- Required task:
Reproduce each record exactly.
***** Supplied data *****
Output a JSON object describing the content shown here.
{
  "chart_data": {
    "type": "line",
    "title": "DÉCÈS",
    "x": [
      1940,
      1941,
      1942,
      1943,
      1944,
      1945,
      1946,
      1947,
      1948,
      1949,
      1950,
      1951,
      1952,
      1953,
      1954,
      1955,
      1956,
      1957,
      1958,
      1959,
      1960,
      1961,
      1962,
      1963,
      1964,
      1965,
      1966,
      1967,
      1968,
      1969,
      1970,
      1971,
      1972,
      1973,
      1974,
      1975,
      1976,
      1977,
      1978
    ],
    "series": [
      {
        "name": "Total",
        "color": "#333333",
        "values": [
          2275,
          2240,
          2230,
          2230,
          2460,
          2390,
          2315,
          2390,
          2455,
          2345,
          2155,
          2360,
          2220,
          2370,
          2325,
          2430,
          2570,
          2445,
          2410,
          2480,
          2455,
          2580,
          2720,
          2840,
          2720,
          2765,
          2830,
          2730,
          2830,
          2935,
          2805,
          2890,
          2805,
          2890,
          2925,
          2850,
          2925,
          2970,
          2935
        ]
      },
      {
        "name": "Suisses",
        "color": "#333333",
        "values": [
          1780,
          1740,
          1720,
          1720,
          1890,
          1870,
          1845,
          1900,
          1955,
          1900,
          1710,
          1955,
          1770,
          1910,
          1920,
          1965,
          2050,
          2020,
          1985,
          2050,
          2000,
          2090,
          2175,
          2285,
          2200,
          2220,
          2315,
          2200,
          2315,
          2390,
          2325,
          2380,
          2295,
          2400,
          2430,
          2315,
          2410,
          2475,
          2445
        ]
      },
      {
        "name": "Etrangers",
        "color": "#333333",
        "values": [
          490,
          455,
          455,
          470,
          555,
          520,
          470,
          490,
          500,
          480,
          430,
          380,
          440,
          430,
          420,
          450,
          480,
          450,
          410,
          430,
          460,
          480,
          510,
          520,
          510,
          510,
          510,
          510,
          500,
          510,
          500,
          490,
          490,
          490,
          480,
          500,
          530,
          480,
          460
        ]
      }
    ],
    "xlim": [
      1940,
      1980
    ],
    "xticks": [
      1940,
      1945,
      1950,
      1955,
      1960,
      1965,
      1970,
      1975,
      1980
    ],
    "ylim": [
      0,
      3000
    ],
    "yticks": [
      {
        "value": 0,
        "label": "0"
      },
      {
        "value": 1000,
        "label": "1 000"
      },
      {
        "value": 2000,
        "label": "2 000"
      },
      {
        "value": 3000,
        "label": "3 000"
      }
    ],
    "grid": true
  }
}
*****
- Response:
Output a JSON object describing the content shown here.
{
  "chart_data": {
    "type": "line",
    "title": "DÉCÈS",
    "x": [
      1940,
      1941,
      1942,
      1943,
      1944,
      1945,
      1946,
      1947,
      1948,
      1949,
      1950,
      1951,
      1952,
      1953,
      1954,
      1955,
      1956,
      1957,
      1958,
      1959,
      1960,
      1961,
      1962,
      1963,
      1964,
      1965,
      1966,
      1967,
      1968,
      1969,
      1970,
      1971,
      1972,
      1973,
      1974,
      1975,
      1976,
      1977,
      1978
    ],
    "series": [
      {
        "name": "Total",
        "color": "#333333",
        "values": [
          2275,
          2240,
          2230,
          2230,
          2460,
          2390,
          2315,
          2390,
          2455,
          2345,
          2155,
          2360,
          2220,
          2370,
          2325,
          2430,
          2570,
          2445,
          2410,
          2480,
          2455,
          2580,
          2720,
          2840,
          2720,
          2765,
          2830,
          2730,
          2830,
          2935,
          2805,
          2890,
          2805,
          2890,
          2925,
          2850,
          2925,
          2970,
          2935
        ]
      },
      {
        "name": "Suisses",
        "color": "#333333",
        "values": [
          1780,
          1740,
          1720,
          1720,
          1890,
          1870,
          1845,
          1900,
          1955,
          1900,
          1710,
          1955,
          1770,
          1910,
          1920,
          1965,
          2050,
          2020,
          1985,
          2050,
          2000,
          2090,
          2175,
          2285,
          2200,
          2220,
          2315,
          2200,
          2315,
          2390,
          2325,
          2380,
          2295,
          2400,
          2430,
          2315,
          2410,
          2475,
          2445
        ]
      },
      {
        "name": "Etrangers",
        "color": "#333333",
        "values": [
          490,
          455,
          455,
          470,
          555,
          520,
          470,
          490,
          500,
          480,
          430,
          380,
          440,
          430,
          420,
          450,
          480,
          450,
          410,
          430,
          460,
          480,
          510,
          520,
          510,
          510,
          510,
          510,
          500,
          510,
          500,
          490,
          490,
          490,
          480,
          500,
          530,
          480,
          460
        ]
      }
    ],
    "xlim": [
      1940,
      1980
    ],
    "xticks": [
      1940,
      1945,
      1950,
      1955,
      1960,
      1965,
      1970,
      1975,
      1980
    ],
    "ylim": [
      0,
      3000
    ],
    "yticks": [
      {
        "value": 0,
        "label": "0"
      },
      {
        "value": 1000,
        "label": "1 000"
      },
      {
        "value": 2000,
        "label": "2 000"
      },
      {
        "value": 3000,
        "label": "3 000"
      }
    ],
    "grid": true
  }
}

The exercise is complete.